## [Challenge]
Copy out these records with every "y-tick-label" renamed to "y-axis-tick", leaving the rest untouched.

>> begin Data for the task

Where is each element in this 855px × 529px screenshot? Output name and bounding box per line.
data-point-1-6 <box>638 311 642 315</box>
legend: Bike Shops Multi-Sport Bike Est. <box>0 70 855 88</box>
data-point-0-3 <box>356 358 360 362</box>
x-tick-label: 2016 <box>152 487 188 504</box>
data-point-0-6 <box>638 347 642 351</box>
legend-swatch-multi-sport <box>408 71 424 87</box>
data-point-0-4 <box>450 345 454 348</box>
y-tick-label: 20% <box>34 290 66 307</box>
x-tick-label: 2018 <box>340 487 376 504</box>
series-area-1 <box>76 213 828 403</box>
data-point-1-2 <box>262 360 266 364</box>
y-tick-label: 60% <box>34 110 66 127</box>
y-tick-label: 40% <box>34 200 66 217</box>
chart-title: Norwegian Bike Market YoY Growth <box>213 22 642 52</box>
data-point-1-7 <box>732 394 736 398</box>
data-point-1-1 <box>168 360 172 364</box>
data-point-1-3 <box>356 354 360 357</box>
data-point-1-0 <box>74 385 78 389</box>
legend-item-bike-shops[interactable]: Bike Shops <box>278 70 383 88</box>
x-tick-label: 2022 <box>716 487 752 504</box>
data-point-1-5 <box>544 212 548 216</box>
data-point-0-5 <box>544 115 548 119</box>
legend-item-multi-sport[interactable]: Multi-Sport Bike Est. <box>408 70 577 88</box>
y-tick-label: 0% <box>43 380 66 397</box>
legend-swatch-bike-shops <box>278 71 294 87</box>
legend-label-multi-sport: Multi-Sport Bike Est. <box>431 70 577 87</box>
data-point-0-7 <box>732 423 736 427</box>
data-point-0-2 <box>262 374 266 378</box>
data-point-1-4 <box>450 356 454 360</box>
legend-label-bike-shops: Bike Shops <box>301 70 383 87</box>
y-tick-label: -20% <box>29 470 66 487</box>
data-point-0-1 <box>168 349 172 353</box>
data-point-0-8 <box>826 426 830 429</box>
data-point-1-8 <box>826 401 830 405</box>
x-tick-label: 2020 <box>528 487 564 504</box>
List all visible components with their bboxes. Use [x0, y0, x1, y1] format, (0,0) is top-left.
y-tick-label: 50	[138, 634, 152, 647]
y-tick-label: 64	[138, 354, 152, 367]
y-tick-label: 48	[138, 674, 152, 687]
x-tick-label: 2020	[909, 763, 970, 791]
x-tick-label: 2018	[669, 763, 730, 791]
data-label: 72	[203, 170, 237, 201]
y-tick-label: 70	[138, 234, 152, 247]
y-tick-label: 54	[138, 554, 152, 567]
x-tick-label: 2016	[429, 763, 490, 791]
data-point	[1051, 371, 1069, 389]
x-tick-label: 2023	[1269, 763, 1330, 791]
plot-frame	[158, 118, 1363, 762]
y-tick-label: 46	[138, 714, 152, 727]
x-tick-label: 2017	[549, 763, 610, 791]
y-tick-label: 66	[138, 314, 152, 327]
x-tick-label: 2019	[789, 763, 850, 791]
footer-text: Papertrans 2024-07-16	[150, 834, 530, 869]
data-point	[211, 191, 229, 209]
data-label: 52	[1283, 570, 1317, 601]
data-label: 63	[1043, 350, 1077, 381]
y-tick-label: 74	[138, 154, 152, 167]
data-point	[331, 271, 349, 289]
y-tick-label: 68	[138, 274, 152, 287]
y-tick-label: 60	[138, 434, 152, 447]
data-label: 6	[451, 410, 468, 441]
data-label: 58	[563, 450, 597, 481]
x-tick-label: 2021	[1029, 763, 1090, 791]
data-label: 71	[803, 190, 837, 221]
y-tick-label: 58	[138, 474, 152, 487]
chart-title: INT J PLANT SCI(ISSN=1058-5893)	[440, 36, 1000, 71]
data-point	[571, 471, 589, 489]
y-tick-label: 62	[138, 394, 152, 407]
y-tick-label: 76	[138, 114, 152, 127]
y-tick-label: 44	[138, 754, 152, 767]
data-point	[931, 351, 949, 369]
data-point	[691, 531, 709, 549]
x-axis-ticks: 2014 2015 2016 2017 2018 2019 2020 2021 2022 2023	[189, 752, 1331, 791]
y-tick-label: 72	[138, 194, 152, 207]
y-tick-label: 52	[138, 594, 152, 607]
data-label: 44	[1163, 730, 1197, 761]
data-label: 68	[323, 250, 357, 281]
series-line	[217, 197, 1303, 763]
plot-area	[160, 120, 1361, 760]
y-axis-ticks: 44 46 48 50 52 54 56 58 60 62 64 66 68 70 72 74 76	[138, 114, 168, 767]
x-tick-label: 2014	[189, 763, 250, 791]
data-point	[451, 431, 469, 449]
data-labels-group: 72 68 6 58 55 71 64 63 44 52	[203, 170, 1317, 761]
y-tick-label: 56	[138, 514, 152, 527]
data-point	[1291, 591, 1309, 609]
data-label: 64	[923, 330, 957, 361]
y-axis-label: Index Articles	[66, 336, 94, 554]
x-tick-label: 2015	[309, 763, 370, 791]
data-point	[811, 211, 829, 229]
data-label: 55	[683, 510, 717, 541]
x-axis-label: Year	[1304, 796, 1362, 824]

>> end Data for the task

## [Answer to the exercise]
Where is each element in this 855px × 529px screenshot? Output name and bounding box per line.
data-point-1-6 <box>638 311 642 315</box>
legend: Bike Shops Multi-Sport Bike Est. <box>0 70 855 88</box>
data-point-0-3 <box>356 358 360 362</box>
x-tick-label: 2016 <box>152 487 188 504</box>
data-point-0-6 <box>638 347 642 351</box>
legend-swatch-multi-sport <box>408 71 424 87</box>
data-point-0-4 <box>450 345 454 348</box>
y-axis-tick: 20% <box>34 290 66 307</box>
x-tick-label: 2018 <box>340 487 376 504</box>
series-area-1 <box>76 213 828 403</box>
data-point-1-2 <box>262 360 266 364</box>
y-axis-tick: 60% <box>34 110 66 127</box>
y-axis-tick: 40% <box>34 200 66 217</box>
chart-title: Norwegian Bike Market YoY Growth <box>213 22 642 52</box>
data-point-1-7 <box>732 394 736 398</box>
data-point-1-1 <box>168 360 172 364</box>
data-point-1-3 <box>356 354 360 357</box>
data-point-1-0 <box>74 385 78 389</box>
legend-item-bike-shops[interactable]: Bike Shops <box>278 70 383 88</box>
x-tick-label: 2022 <box>716 487 752 504</box>
data-point-1-5 <box>544 212 548 216</box>
data-point-0-5 <box>544 115 548 119</box>
legend-item-multi-sport[interactable]: Multi-Sport Bike Est. <box>408 70 577 88</box>
y-axis-tick: 0% <box>43 380 66 397</box>
legend-swatch-bike-shops <box>278 71 294 87</box>
legend-label-multi-sport: Multi-Sport Bike Est. <box>431 70 577 87</box>
data-point-0-7 <box>732 423 736 427</box>
data-point-0-2 <box>262 374 266 378</box>
data-point-1-4 <box>450 356 454 360</box>
legend-label-bike-shops: Bike Shops <box>301 70 383 87</box>
y-axis-tick: -20% <box>29 470 66 487</box>
data-point-0-1 <box>168 349 172 353</box>
data-point-0-8 <box>826 426 830 429</box>
data-point-1-8 <box>826 401 830 405</box>
x-tick-label: 2020 <box>528 487 564 504</box>
List all visible components with their bboxes. Use [x0, y0, x1, y1] format, (0,0) is top-left.
y-axis-tick: 50	[138, 634, 152, 647]
y-axis-tick: 64	[138, 354, 152, 367]
y-axis-tick: 48	[138, 674, 152, 687]
x-tick-label: 2020	[909, 763, 970, 791]
x-tick-label: 2018	[669, 763, 730, 791]
data-label: 72	[203, 170, 237, 201]
y-axis-tick: 70	[138, 234, 152, 247]
y-axis-tick: 54	[138, 554, 152, 567]
x-tick-label: 2016	[429, 763, 490, 791]
data-point	[1051, 371, 1069, 389]
x-tick-label: 2023	[1269, 763, 1330, 791]
plot-frame	[158, 118, 1363, 762]
y-axis-tick: 46	[138, 714, 152, 727]
x-tick-label: 2017	[549, 763, 610, 791]
y-axis-tick: 66	[138, 314, 152, 327]
x-tick-label: 2019	[789, 763, 850, 791]
footer-text: Papertrans 2024-07-16	[150, 834, 530, 869]
data-point	[211, 191, 229, 209]
data-label: 52	[1283, 570, 1317, 601]
data-label: 63	[1043, 350, 1077, 381]
y-axis-tick: 74	[138, 154, 152, 167]
data-point	[331, 271, 349, 289]
y-axis-tick: 68	[138, 274, 152, 287]
y-axis-tick: 60	[138, 434, 152, 447]
data-label: 6	[451, 410, 468, 441]
data-label: 58	[563, 450, 597, 481]
x-tick-label: 2021	[1029, 763, 1090, 791]
data-label: 71	[803, 190, 837, 221]
y-axis-tick: 58	[138, 474, 152, 487]
chart-title: INT J PLANT SCI(ISSN=1058-5893)	[440, 36, 1000, 71]
data-point	[571, 471, 589, 489]
y-axis-tick: 62	[138, 394, 152, 407]
y-axis-tick: 76	[138, 114, 152, 127]
y-axis-tick: 44	[138, 754, 152, 767]
data-point	[931, 351, 949, 369]
data-point	[691, 531, 709, 549]
x-axis-ticks: 2014 2015 2016 2017 2018 2019 2020 2021 2022 2023	[189, 752, 1331, 791]
y-axis-tick: 72	[138, 194, 152, 207]
y-axis-tick: 52	[138, 594, 152, 607]
data-label: 44	[1163, 730, 1197, 761]
data-label: 68	[323, 250, 357, 281]
series-line	[217, 197, 1303, 763]
plot-area	[160, 120, 1361, 760]
y-axis-ticks: 44 46 48 50 52 54 56 58 60 62 64 66 68 70 72 74 76	[138, 114, 168, 767]
x-tick-label: 2014	[189, 763, 250, 791]
data-point	[451, 431, 469, 449]
data-labels-group: 72 68 6 58 55 71 64 63 44 52	[203, 170, 1317, 761]
y-axis-tick: 56	[138, 514, 152, 527]
data-point	[1291, 591, 1309, 609]
data-label: 64	[923, 330, 957, 361]
y-axis-label: Index Articles	[66, 336, 94, 554]
x-tick-label: 2015	[309, 763, 370, 791]
data-point	[811, 211, 829, 229]
data-label: 55	[683, 510, 717, 541]
x-axis-label: Year	[1304, 796, 1362, 824]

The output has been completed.